* [GOAL]: Filter the records below and copy every line containing the word "this".

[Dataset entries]
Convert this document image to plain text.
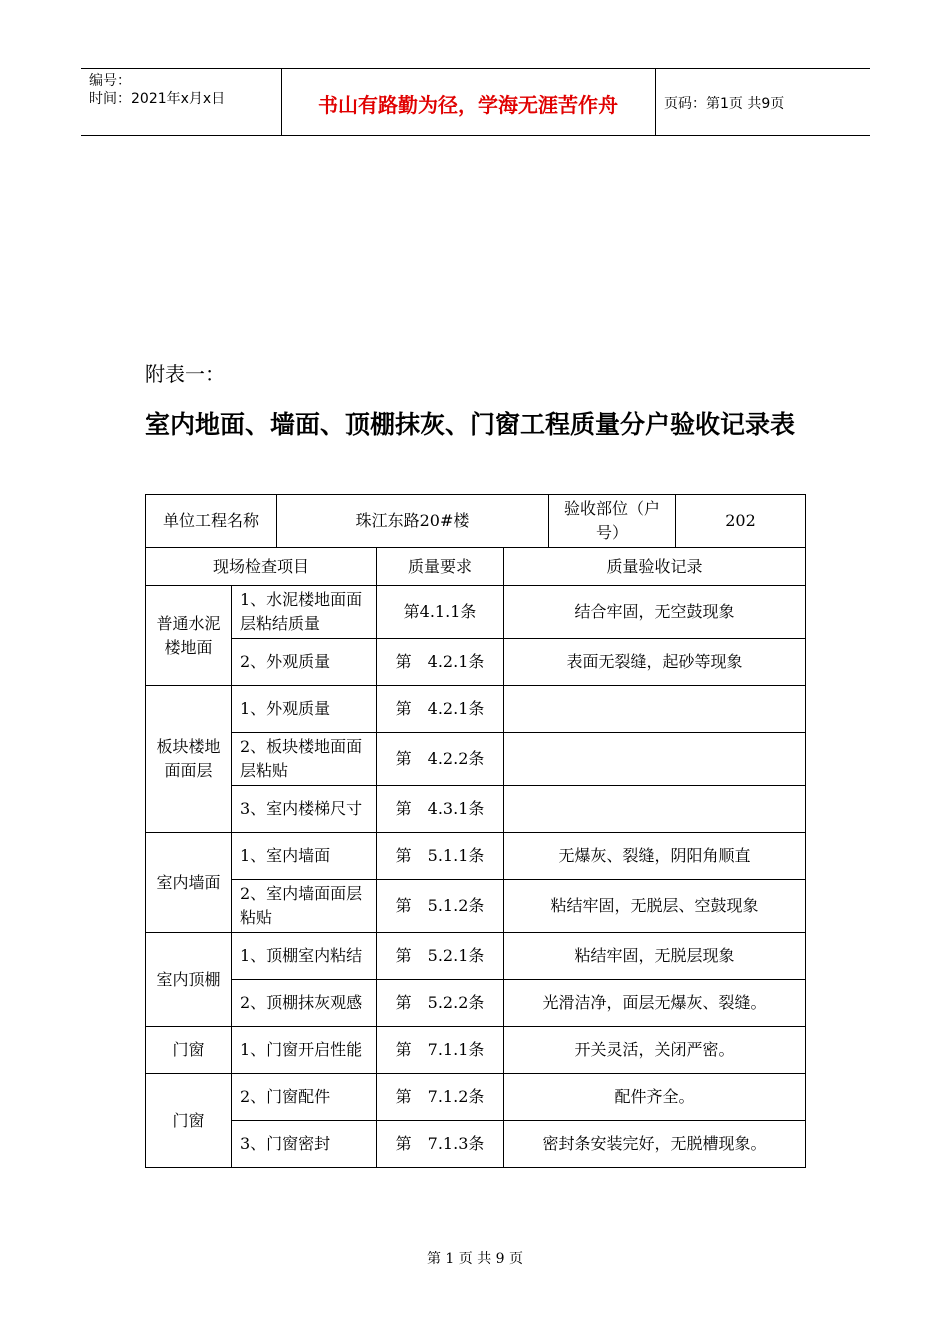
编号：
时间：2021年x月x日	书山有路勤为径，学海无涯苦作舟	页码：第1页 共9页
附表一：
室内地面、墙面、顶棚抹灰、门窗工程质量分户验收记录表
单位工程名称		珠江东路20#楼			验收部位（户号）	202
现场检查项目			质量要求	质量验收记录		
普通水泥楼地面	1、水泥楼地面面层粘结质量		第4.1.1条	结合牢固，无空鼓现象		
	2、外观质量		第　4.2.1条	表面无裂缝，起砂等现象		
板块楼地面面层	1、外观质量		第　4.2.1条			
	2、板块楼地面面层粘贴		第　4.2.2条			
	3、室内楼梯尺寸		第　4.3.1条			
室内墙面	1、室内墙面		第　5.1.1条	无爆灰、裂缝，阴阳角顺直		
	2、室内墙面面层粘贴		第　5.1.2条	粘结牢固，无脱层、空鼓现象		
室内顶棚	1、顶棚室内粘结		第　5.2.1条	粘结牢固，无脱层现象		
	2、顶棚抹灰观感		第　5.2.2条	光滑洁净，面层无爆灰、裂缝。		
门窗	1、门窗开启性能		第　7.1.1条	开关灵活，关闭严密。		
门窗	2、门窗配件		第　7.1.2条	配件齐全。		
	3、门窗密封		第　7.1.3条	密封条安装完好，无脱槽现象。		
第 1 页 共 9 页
---
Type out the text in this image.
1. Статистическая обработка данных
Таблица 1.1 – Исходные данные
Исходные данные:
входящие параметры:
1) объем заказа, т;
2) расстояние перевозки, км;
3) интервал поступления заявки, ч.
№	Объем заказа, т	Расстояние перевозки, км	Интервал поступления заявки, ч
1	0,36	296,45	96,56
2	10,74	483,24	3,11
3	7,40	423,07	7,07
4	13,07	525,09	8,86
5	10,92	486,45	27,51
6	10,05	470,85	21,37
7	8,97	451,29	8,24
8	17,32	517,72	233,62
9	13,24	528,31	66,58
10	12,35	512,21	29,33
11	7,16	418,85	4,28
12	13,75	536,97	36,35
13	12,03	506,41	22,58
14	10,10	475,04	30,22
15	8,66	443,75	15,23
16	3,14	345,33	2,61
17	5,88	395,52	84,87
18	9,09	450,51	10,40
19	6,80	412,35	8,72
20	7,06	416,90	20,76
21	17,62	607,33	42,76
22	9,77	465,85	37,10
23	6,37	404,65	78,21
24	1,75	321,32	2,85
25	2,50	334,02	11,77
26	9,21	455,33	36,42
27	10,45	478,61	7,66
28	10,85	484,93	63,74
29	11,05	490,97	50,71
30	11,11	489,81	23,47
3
* * *
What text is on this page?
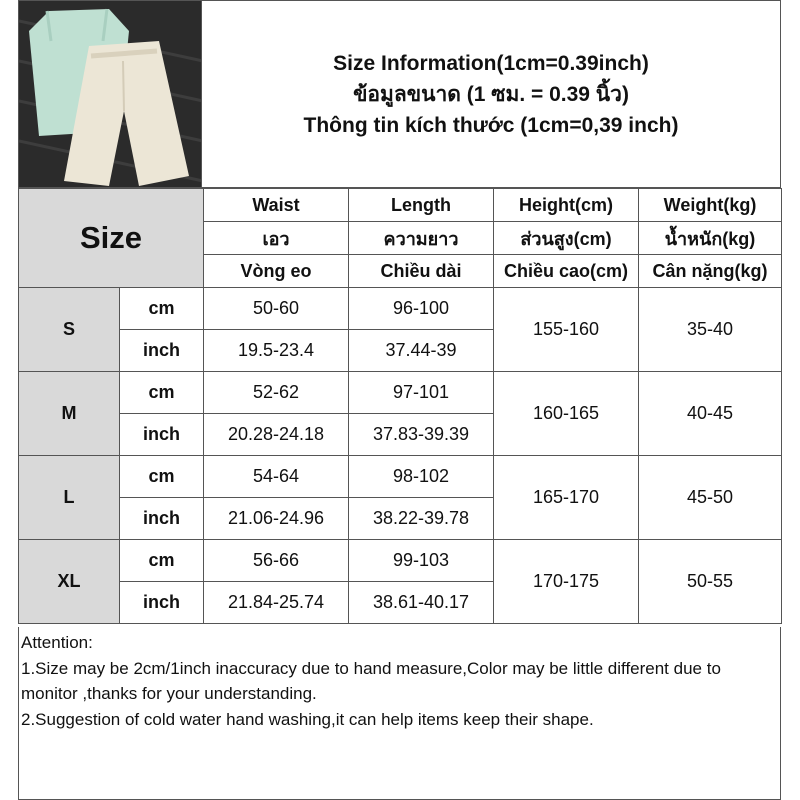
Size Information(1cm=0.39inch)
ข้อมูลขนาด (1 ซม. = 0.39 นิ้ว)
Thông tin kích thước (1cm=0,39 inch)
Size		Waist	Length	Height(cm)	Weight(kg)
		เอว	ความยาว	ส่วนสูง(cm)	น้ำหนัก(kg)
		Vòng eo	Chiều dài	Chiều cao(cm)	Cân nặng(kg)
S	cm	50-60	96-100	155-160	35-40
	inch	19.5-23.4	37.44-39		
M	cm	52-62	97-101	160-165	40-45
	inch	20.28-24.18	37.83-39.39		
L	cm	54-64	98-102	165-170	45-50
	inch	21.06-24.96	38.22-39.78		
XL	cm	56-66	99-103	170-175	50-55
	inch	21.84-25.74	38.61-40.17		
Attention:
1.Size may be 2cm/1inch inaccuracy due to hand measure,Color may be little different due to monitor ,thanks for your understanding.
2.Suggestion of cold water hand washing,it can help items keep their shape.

* [RESULT BELOW]:
Convert this document image to plain text.
Type out the text in this image.
What text is on this page?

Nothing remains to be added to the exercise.